AIM:
Using the data below, copy each line that includes the word "بودجه".

[Dataset records]
────────
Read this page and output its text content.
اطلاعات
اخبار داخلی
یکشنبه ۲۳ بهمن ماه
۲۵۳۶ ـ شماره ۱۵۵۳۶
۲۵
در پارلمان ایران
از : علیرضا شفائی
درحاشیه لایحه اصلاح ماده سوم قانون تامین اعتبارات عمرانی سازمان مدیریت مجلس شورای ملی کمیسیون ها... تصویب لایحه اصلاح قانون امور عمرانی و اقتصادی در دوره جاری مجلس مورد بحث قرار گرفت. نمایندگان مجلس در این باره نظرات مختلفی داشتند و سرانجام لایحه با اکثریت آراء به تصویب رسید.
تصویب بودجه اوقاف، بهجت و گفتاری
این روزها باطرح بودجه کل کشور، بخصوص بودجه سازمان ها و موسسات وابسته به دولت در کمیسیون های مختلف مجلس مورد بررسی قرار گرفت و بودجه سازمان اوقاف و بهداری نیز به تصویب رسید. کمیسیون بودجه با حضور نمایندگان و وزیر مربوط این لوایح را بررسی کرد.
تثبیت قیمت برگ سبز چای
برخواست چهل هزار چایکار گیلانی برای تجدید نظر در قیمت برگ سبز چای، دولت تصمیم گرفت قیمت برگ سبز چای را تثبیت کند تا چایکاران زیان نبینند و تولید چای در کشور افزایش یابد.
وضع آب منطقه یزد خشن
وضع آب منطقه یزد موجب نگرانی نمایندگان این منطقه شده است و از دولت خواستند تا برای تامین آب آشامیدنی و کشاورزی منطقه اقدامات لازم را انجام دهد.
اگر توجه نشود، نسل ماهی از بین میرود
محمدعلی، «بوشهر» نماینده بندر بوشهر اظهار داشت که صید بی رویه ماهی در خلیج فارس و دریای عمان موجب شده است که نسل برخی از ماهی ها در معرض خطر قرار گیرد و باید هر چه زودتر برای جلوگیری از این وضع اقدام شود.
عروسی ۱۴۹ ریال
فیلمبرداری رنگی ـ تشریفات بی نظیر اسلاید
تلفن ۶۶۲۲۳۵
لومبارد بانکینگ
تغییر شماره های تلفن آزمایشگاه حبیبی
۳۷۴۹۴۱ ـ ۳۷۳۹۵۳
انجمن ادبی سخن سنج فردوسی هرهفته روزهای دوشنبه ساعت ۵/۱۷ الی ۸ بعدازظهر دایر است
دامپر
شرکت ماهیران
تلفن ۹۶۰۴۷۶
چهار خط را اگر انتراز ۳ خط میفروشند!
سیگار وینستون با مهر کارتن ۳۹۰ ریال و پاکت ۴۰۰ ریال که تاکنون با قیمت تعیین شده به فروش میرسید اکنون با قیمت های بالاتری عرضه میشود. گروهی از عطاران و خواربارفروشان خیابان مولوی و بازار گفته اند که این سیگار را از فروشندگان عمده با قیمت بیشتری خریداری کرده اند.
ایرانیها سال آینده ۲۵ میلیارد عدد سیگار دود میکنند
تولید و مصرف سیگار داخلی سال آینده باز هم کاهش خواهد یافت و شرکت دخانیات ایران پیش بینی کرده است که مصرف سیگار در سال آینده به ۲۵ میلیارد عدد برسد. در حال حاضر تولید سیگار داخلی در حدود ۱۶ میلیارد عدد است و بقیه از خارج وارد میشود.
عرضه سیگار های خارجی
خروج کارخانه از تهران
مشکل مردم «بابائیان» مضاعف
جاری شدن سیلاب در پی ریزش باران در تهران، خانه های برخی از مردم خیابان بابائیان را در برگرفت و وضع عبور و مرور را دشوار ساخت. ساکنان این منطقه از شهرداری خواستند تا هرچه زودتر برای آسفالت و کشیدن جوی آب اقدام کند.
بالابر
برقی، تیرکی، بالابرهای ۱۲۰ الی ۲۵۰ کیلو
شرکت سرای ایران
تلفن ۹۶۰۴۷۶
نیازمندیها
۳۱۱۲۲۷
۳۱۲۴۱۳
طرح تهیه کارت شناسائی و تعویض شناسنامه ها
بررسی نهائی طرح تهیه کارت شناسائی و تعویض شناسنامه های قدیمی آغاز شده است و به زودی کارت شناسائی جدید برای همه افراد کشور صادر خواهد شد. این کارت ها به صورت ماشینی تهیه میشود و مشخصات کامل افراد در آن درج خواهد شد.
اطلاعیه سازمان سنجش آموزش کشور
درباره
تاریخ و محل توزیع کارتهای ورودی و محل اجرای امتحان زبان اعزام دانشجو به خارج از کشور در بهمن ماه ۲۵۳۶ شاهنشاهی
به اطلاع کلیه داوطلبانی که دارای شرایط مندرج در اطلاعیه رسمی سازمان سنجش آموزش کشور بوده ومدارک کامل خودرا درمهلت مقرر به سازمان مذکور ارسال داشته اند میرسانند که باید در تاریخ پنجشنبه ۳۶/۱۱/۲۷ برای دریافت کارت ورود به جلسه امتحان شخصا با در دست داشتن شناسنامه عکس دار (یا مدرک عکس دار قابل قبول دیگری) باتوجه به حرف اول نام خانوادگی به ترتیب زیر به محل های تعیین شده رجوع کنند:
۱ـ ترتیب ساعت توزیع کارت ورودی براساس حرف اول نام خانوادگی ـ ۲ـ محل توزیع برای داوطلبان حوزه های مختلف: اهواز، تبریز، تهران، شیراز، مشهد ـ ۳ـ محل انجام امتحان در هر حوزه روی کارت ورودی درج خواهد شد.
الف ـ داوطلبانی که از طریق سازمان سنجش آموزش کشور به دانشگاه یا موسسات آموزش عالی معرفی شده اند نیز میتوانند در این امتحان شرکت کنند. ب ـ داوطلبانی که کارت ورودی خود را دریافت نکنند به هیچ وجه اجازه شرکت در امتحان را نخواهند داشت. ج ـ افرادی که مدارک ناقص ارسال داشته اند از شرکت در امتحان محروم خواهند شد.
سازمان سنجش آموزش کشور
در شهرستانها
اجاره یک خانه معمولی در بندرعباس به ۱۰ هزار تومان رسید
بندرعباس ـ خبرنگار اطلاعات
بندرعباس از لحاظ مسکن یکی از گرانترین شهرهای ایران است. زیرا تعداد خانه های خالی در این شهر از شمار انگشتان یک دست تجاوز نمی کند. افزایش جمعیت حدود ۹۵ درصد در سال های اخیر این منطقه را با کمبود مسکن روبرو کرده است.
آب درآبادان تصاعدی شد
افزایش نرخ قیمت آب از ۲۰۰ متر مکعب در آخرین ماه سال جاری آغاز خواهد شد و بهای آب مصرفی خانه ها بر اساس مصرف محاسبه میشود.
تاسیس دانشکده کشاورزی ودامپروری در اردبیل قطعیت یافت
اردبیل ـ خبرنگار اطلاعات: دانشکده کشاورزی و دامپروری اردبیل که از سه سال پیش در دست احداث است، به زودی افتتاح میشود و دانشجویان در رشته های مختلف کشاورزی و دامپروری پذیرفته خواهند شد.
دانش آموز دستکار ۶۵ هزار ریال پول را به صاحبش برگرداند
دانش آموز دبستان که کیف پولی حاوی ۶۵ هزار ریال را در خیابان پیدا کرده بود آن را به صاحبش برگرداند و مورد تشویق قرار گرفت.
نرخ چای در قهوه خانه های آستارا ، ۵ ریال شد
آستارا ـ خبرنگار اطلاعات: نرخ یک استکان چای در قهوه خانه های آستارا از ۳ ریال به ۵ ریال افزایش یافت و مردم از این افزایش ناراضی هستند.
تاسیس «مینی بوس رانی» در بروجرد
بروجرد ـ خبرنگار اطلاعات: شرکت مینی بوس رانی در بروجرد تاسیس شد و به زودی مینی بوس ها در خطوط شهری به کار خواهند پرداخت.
────────
OUTPUT:
تصویب بودجه اوقاف، بهجت و گفتاری
این روزها باطرح بودجه کل کشور، بخصوص بودجه سازمان ها و موسسات وابسته به دولت در کمیسیون های مختلف مجلس مورد بررسی قرار گرفت و بودجه سازمان اوقاف و بهداری نیز به تصویب رسید. کمیسیون بودجه با حضور نمایندگان و وزیر مربوط این لوایح را بررسی کرد.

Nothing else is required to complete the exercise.